# [Region boundary data]

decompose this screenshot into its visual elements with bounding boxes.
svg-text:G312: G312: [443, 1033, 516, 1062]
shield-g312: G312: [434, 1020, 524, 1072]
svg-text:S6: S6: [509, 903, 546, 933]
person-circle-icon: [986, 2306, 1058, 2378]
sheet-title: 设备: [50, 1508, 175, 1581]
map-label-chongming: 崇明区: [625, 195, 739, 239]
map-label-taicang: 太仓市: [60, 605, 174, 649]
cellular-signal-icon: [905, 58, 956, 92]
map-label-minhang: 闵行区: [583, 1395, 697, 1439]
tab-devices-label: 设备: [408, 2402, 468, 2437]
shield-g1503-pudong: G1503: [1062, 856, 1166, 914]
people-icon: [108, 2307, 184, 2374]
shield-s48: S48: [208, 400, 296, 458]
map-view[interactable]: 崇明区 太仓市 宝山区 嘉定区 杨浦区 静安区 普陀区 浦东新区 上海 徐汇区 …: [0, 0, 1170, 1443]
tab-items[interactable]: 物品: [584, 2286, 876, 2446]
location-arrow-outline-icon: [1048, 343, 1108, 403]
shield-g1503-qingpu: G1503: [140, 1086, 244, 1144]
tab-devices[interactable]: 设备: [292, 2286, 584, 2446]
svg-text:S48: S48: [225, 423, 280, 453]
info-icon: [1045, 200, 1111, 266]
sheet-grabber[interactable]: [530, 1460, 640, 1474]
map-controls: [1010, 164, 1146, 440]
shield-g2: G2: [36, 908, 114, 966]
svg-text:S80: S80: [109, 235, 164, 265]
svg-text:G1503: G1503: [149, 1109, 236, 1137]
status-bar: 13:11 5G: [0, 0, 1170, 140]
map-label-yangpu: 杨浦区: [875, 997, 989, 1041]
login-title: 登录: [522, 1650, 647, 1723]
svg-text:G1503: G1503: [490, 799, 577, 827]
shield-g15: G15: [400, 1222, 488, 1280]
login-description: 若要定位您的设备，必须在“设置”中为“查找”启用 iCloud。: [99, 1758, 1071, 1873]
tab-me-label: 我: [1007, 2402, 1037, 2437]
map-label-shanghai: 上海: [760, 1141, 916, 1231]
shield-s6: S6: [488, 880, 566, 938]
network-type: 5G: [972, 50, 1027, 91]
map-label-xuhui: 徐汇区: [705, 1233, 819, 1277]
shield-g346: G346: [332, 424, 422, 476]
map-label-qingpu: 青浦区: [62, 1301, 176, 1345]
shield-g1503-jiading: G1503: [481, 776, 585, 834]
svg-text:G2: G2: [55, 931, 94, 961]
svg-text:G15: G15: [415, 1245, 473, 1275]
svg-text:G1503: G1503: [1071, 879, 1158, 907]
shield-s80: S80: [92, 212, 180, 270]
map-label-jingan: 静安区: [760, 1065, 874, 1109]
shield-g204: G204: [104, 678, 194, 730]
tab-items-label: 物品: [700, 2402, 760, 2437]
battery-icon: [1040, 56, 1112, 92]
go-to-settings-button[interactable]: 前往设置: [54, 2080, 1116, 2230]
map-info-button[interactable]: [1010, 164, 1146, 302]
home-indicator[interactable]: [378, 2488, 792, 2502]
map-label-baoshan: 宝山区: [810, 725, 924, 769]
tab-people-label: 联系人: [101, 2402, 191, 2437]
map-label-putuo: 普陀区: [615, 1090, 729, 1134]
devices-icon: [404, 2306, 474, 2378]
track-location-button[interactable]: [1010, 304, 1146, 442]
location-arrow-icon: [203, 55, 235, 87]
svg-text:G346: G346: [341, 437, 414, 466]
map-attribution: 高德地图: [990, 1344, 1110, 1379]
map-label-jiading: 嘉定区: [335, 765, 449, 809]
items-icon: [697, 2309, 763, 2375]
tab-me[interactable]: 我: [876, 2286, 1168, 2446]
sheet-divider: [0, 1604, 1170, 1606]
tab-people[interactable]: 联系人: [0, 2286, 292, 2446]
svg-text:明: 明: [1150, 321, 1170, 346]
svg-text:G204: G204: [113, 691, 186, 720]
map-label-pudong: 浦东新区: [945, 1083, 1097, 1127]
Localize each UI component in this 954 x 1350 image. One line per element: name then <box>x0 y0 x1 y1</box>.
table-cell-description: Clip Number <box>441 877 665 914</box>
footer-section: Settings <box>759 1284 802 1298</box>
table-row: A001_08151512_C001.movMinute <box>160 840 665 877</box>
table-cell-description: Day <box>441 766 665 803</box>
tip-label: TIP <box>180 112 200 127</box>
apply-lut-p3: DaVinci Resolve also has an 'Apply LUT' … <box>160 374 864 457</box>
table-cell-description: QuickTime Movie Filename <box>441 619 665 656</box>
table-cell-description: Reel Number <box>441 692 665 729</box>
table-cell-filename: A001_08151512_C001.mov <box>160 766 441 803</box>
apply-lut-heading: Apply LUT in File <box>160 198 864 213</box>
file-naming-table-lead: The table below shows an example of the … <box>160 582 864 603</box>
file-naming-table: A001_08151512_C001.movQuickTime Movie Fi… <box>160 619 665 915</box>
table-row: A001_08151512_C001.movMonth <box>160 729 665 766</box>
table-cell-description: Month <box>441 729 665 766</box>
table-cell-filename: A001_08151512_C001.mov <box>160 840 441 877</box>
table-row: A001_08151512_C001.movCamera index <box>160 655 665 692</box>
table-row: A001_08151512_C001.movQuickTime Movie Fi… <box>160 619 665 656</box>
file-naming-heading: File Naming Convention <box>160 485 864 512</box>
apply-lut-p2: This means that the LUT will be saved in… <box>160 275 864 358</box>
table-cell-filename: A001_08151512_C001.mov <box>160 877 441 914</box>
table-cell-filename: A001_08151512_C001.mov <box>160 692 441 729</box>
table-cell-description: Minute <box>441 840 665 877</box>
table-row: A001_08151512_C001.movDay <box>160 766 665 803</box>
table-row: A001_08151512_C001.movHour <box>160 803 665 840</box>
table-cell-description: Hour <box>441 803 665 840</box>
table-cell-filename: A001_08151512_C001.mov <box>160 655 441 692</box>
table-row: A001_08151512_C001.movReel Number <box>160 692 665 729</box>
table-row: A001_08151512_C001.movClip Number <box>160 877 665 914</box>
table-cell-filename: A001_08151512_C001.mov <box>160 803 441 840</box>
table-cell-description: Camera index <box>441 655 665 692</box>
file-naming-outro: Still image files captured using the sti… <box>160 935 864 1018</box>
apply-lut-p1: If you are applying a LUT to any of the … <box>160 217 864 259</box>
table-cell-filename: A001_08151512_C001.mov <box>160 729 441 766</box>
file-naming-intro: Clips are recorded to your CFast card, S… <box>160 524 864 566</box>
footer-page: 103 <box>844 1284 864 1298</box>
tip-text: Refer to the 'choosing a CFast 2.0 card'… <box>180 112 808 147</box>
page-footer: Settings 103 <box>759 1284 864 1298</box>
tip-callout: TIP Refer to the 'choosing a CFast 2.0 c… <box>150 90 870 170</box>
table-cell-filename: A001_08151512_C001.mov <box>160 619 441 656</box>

# [Task goal]
Reproduce every entry, changing "table-cell-filename" to "table-cell-file-name" wherever it occurs and keeping everything else the same.

# [Exercise answer]
decompose this screenshot into its visual elements with bounding boxes.
svg-text:G312: G312: [443, 1033, 516, 1062]
shield-g312: G312: [434, 1020, 524, 1072]
svg-text:S6: S6: [509, 903, 546, 933]
person-circle-icon: [986, 2306, 1058, 2378]
sheet-title: 设备: [50, 1508, 175, 1581]
map-label-chongming: 崇明区: [625, 195, 739, 239]
map-label-taicang: 太仓市: [60, 605, 174, 649]
cellular-signal-icon: [905, 58, 956, 92]
map-label-minhang: 闵行区: [583, 1395, 697, 1439]
tab-devices-label: 设备: [408, 2402, 468, 2437]
shield-g1503-pudong: G1503: [1062, 856, 1166, 914]
people-icon: [108, 2307, 184, 2374]
shield-s48: S48: [208, 400, 296, 458]
map-view[interactable]: 崇明区 太仓市 宝山区 嘉定区 杨浦区 静安区 普陀区 浦东新区 上海 徐汇区 …: [0, 0, 1170, 1443]
tab-items[interactable]: 物品: [584, 2286, 876, 2446]
location-arrow-outline-icon: [1048, 343, 1108, 403]
shield-g1503-qingpu: G1503: [140, 1086, 244, 1144]
tab-devices[interactable]: 设备: [292, 2286, 584, 2446]
svg-text:S48: S48: [225, 423, 280, 453]
info-icon: [1045, 200, 1111, 266]
sheet-grabber[interactable]: [530, 1460, 640, 1474]
map-controls: [1010, 164, 1146, 440]
shield-g2: G2: [36, 908, 114, 966]
svg-text:S80: S80: [109, 235, 164, 265]
svg-text:G1503: G1503: [149, 1109, 236, 1137]
status-bar: 13:11 5G: [0, 0, 1170, 140]
map-label-yangpu: 杨浦区: [875, 997, 989, 1041]
login-title: 登录: [522, 1650, 647, 1723]
svg-text:G1503: G1503: [490, 799, 577, 827]
shield-g15: G15: [400, 1222, 488, 1280]
login-description: 若要定位您的设备，必须在“设置”中为“查找”启用 iCloud。: [99, 1758, 1071, 1873]
tab-me-label: 我: [1007, 2402, 1037, 2437]
map-label-shanghai: 上海: [760, 1141, 916, 1231]
shield-s6: S6: [488, 880, 566, 938]
network-type: 5G: [972, 50, 1027, 91]
map-label-xuhui: 徐汇区: [705, 1233, 819, 1277]
shield-g346: G346: [332, 424, 422, 476]
map-label-qingpu: 青浦区: [62, 1301, 176, 1345]
shield-g1503-jiading: G1503: [481, 776, 585, 834]
svg-text:G2: G2: [55, 931, 94, 961]
svg-text:G15: G15: [415, 1245, 473, 1275]
svg-text:G1503: G1503: [1071, 879, 1158, 907]
shield-s80: S80: [92, 212, 180, 270]
map-label-jingan: 静安区: [760, 1065, 874, 1109]
shield-g204: G204: [104, 678, 194, 730]
tab-items-label: 物品: [700, 2402, 760, 2437]
battery-icon: [1040, 56, 1112, 92]
go-to-settings-button[interactable]: 前往设置: [54, 2080, 1116, 2230]
map-info-button[interactable]: [1010, 164, 1146, 302]
home-indicator[interactable]: [378, 2488, 792, 2502]
map-label-baoshan: 宝山区: [810, 725, 924, 769]
tab-people-label: 联系人: [101, 2402, 191, 2437]
map-label-putuo: 普陀区: [615, 1090, 729, 1134]
devices-icon: [404, 2306, 474, 2378]
track-location-button[interactable]: [1010, 304, 1146, 442]
location-arrow-icon: [203, 55, 235, 87]
svg-text:G346: G346: [341, 437, 414, 466]
map-attribution: 高德地图: [990, 1344, 1110, 1379]
map-label-jiading: 嘉定区: [335, 765, 449, 809]
items-icon: [697, 2309, 763, 2375]
tab-me[interactable]: 我: [876, 2286, 1168, 2446]
sheet-divider: [0, 1604, 1170, 1606]
tab-people[interactable]: 联系人: [0, 2286, 292, 2446]
svg-text:明: 明: [1150, 321, 1170, 346]
svg-text:G204: G204: [113, 691, 186, 720]
map-label-pudong: 浦东新区: [945, 1083, 1097, 1127]
Localize each UI component in this 954 x 1350 image. One line per element: name then <box>x0 y0 x1 y1</box>.
table-cell-description: Clip Number <box>441 877 665 914</box>
footer-section: Settings <box>759 1284 802 1298</box>
table-row: A001_08151512_C001.movMinute <box>160 840 665 877</box>
table-cell-description: Day <box>441 766 665 803</box>
tip-label: TIP <box>180 112 200 127</box>
apply-lut-p3: DaVinci Resolve also has an 'Apply LUT' … <box>160 374 864 457</box>
table-cell-description: QuickTime Movie Filename <box>441 619 665 656</box>
table-cell-description: Reel Number <box>441 692 665 729</box>
table-cell-file-name: A001_08151512_C001.mov <box>160 766 441 803</box>
apply-lut-heading: Apply LUT in File <box>160 198 864 213</box>
file-naming-table-lead: The table below shows an example of the … <box>160 582 864 603</box>
file-naming-table: A001_08151512_C001.movQuickTime Movie Fi… <box>160 619 665 915</box>
table-row: A001_08151512_C001.movMonth <box>160 729 665 766</box>
table-cell-description: Month <box>441 729 665 766</box>
table-cell-file-name: A001_08151512_C001.mov <box>160 840 441 877</box>
table-row: A001_08151512_C001.movCamera index <box>160 655 665 692</box>
table-row: A001_08151512_C001.movQuickTime Movie Fi… <box>160 619 665 656</box>
file-naming-heading: File Naming Convention <box>160 485 864 512</box>
apply-lut-p2: This means that the LUT will be saved in… <box>160 275 864 358</box>
table-cell-file-name: A001_08151512_C001.mov <box>160 877 441 914</box>
table-cell-file-name: A001_08151512_C001.mov <box>160 692 441 729</box>
table-cell-description: Minute <box>441 840 665 877</box>
table-row: A001_08151512_C001.movDay <box>160 766 665 803</box>
table-row: A001_08151512_C001.movHour <box>160 803 665 840</box>
table-cell-description: Hour <box>441 803 665 840</box>
table-cell-file-name: A001_08151512_C001.mov <box>160 655 441 692</box>
table-row: A001_08151512_C001.movReel Number <box>160 692 665 729</box>
table-row: A001_08151512_C001.movClip Number <box>160 877 665 914</box>
table-cell-file-name: A001_08151512_C001.mov <box>160 803 441 840</box>
table-cell-description: Camera index <box>441 655 665 692</box>
file-naming-outro: Still image files captured using the sti… <box>160 935 864 1018</box>
apply-lut-p1: If you are applying a LUT to any of the … <box>160 217 864 259</box>
table-cell-file-name: A001_08151512_C001.mov <box>160 729 441 766</box>
file-naming-intro: Clips are recorded to your CFast card, S… <box>160 524 864 566</box>
footer-page: 103 <box>844 1284 864 1298</box>
tip-text: Refer to the 'choosing a CFast 2.0 card'… <box>180 112 808 147</box>
page-footer: Settings 103 <box>759 1284 864 1298</box>
tip-callout: TIP Refer to the 'choosing a CFast 2.0 c… <box>150 90 870 170</box>
table-cell-file-name: A001_08151512_C001.mov <box>160 619 441 656</box>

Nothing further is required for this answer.